▶ [OBJECTIVE]: From the entries below, pull out each line where "force" appears.

▶ [DATASET EXCERPTS]:
* start *

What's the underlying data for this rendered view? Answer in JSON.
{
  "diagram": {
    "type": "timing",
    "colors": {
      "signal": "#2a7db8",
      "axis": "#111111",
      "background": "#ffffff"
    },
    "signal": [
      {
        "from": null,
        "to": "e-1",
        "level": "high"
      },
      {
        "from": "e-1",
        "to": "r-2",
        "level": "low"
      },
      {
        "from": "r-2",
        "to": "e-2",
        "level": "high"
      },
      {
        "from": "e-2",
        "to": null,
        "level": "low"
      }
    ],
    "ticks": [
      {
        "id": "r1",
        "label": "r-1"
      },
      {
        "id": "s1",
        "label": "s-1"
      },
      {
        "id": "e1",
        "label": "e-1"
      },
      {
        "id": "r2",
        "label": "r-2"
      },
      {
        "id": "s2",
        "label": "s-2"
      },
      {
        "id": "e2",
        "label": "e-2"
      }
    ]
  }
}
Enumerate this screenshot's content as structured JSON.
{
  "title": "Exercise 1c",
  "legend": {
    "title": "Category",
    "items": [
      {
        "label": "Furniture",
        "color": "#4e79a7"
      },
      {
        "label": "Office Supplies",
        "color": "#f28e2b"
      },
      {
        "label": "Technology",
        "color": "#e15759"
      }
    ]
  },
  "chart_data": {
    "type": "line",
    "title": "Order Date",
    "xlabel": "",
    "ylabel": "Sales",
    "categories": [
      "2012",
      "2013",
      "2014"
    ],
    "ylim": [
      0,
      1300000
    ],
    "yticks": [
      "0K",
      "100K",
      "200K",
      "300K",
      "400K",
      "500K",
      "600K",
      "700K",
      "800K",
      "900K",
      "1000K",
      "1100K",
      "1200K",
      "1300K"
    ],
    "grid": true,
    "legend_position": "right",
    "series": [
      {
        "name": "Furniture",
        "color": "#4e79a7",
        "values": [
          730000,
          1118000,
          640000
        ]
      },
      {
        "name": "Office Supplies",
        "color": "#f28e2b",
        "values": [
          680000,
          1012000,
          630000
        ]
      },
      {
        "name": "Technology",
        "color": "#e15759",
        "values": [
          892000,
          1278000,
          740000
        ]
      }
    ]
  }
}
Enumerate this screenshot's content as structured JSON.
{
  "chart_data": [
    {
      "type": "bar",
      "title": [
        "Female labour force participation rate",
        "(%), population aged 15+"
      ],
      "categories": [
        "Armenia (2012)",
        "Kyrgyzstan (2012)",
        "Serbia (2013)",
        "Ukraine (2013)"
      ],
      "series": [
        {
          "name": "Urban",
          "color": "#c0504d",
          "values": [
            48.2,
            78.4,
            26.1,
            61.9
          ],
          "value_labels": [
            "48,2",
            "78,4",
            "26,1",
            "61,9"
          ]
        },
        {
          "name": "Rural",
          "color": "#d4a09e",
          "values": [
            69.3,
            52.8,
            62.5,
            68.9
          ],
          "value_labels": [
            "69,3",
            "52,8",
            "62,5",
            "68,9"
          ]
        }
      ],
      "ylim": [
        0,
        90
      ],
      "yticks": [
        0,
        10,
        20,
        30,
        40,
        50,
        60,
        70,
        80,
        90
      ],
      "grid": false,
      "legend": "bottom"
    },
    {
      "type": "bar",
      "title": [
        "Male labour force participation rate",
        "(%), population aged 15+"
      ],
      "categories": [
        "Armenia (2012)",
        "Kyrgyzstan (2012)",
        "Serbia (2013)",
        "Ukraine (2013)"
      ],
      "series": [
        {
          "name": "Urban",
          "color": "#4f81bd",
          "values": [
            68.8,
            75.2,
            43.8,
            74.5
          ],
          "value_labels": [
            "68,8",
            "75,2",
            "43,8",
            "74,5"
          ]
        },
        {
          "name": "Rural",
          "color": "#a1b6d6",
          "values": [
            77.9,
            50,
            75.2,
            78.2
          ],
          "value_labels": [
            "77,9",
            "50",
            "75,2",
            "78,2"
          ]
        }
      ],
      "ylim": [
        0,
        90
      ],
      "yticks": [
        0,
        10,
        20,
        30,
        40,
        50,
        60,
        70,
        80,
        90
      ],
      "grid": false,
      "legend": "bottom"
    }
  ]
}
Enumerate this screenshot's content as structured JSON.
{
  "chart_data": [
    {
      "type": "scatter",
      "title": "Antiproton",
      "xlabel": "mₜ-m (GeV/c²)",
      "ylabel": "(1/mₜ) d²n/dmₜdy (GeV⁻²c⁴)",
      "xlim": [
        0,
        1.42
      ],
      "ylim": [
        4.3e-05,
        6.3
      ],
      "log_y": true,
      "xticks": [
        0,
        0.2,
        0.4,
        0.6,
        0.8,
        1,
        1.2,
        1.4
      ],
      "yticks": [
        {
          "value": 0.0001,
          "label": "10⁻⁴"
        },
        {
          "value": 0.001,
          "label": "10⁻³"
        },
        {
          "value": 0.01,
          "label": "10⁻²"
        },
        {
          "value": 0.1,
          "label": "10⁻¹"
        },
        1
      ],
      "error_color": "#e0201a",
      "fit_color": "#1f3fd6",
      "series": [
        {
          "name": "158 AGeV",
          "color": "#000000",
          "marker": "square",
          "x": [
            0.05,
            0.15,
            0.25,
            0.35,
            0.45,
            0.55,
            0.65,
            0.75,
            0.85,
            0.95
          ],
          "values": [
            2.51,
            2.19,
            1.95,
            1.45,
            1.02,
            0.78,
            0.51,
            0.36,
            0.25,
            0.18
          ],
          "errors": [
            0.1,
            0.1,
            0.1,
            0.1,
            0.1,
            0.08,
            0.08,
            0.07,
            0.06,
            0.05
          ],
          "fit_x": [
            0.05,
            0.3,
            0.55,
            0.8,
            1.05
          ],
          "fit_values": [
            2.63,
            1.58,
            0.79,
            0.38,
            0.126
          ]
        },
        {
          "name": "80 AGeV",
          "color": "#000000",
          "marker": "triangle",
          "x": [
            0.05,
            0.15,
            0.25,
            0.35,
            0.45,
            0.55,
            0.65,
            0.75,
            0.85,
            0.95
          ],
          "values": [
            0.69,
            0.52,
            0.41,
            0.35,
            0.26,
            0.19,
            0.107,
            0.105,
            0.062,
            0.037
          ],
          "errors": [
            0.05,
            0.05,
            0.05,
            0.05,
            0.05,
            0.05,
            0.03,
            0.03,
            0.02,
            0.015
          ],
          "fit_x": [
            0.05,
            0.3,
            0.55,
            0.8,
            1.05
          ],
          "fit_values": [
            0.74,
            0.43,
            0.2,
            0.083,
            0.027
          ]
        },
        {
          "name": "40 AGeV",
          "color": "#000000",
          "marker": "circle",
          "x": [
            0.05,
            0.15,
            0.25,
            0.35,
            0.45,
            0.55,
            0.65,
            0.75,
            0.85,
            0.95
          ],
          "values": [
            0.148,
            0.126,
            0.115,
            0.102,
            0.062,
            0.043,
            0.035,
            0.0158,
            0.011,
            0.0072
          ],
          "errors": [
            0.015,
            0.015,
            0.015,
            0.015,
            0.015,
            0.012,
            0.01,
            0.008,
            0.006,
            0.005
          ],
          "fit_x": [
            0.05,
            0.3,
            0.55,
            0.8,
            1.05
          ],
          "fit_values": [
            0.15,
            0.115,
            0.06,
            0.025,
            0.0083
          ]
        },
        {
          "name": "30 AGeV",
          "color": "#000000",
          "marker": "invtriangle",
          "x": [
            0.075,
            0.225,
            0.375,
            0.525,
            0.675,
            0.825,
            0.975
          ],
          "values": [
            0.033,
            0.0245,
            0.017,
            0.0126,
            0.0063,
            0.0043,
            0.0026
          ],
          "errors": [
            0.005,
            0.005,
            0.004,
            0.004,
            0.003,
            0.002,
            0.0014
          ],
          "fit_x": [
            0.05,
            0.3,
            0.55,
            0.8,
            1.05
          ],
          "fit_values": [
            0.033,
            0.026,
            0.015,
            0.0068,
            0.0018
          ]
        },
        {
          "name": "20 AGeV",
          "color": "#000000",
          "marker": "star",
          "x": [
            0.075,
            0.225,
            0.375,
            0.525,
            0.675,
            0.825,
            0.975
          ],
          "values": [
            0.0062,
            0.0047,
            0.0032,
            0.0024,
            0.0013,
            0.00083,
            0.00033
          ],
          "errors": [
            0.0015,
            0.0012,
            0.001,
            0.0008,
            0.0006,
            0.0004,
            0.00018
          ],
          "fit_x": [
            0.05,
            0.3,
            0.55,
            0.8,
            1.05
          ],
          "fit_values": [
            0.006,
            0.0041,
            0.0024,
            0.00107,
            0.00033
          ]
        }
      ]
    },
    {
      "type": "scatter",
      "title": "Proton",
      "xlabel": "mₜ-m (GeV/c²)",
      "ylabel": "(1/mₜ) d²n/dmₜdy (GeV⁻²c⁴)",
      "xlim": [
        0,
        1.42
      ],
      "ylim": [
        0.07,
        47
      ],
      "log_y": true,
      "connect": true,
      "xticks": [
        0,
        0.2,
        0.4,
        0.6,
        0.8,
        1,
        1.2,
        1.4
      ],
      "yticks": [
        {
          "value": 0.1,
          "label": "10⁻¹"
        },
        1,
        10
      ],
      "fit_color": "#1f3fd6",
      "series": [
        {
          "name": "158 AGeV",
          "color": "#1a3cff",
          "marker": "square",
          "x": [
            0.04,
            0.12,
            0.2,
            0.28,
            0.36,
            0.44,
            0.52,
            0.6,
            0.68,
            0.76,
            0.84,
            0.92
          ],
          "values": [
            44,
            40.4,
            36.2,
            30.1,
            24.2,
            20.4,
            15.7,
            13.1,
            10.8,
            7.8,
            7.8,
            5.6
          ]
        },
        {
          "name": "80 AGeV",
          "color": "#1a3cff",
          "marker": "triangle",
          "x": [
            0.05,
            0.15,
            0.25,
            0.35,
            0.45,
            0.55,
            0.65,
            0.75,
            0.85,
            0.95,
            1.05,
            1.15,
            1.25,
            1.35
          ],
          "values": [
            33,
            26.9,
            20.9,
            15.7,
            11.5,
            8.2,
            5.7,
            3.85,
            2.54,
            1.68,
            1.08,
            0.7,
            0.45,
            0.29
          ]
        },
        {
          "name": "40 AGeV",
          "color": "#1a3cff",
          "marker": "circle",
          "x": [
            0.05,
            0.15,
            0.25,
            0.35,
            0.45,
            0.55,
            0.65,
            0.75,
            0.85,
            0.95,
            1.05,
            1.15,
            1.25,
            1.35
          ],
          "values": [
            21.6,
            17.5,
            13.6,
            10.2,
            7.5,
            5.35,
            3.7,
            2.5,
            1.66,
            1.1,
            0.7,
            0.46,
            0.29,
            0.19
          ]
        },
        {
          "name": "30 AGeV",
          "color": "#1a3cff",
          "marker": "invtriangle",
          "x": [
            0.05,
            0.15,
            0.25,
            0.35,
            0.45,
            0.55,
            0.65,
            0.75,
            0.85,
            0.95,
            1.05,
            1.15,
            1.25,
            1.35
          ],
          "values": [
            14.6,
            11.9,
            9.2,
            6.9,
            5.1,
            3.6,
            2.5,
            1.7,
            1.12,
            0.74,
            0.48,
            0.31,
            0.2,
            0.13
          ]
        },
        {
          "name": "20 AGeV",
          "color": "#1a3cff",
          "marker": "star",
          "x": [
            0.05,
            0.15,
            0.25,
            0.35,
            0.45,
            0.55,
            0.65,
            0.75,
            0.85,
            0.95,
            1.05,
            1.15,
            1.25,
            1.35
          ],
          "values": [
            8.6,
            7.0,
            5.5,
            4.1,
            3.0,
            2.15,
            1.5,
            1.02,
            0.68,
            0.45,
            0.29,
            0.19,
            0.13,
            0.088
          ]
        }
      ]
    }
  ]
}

* end *

▶ [TASK RESULT]:
        "Female labour force participation rate",
        "Male labour force participation rate",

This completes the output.